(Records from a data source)

(begin)

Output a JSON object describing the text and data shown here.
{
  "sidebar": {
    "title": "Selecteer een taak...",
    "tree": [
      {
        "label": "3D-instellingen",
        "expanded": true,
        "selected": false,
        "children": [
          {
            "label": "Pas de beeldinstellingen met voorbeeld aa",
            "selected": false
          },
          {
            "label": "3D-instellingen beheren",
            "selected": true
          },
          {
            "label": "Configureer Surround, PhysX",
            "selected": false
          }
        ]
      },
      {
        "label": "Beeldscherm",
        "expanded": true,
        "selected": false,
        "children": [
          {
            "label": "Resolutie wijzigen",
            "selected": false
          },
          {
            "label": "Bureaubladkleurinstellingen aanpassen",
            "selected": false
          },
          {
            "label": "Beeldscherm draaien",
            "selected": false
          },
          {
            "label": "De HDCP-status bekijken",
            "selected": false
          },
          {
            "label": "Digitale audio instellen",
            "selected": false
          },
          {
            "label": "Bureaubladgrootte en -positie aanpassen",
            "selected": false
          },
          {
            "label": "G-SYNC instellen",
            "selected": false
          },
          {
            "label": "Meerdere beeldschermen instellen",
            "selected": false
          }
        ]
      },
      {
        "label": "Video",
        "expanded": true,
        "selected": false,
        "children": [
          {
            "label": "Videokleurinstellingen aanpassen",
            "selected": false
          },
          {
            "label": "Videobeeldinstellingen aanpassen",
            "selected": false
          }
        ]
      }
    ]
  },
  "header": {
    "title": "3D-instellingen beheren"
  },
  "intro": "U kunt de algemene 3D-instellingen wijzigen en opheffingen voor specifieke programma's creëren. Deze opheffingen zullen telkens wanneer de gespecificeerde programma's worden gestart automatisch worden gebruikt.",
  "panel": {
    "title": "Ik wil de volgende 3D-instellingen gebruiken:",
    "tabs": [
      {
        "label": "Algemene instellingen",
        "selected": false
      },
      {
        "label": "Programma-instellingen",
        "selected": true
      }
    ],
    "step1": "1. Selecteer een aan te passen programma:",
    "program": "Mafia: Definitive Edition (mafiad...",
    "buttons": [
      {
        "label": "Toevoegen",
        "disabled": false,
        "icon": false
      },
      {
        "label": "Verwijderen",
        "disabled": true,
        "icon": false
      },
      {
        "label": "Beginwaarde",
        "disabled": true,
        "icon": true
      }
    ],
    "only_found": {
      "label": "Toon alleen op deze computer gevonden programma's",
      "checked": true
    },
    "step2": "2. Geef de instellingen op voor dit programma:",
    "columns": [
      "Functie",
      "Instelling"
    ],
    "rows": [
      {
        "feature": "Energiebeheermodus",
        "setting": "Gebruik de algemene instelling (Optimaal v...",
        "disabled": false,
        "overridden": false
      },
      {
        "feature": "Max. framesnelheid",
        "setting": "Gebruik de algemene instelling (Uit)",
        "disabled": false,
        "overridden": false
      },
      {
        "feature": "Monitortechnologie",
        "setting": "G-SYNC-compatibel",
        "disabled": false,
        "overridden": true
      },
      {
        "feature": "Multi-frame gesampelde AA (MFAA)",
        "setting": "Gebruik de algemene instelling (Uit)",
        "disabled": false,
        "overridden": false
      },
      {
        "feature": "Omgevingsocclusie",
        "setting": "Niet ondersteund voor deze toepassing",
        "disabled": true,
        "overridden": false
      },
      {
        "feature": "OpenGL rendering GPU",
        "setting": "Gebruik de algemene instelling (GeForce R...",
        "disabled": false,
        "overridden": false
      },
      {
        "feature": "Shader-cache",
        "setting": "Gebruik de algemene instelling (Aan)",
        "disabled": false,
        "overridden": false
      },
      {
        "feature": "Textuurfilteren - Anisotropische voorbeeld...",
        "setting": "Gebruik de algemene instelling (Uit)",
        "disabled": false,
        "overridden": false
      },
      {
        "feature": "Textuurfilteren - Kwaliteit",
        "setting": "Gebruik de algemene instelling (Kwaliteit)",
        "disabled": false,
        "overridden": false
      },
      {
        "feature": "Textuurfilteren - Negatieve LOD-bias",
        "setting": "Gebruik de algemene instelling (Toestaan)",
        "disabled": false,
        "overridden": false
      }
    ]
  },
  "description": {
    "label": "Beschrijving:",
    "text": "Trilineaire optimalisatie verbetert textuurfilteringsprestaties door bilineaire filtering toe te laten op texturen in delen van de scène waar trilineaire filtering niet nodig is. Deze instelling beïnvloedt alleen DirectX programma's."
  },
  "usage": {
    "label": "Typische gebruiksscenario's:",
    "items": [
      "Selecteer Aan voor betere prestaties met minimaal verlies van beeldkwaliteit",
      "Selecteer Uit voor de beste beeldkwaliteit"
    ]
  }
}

(end)

### [Instruction]
Tally the lines containing "alleen". Provide the number without any other words.

### [Answer to this problem]
2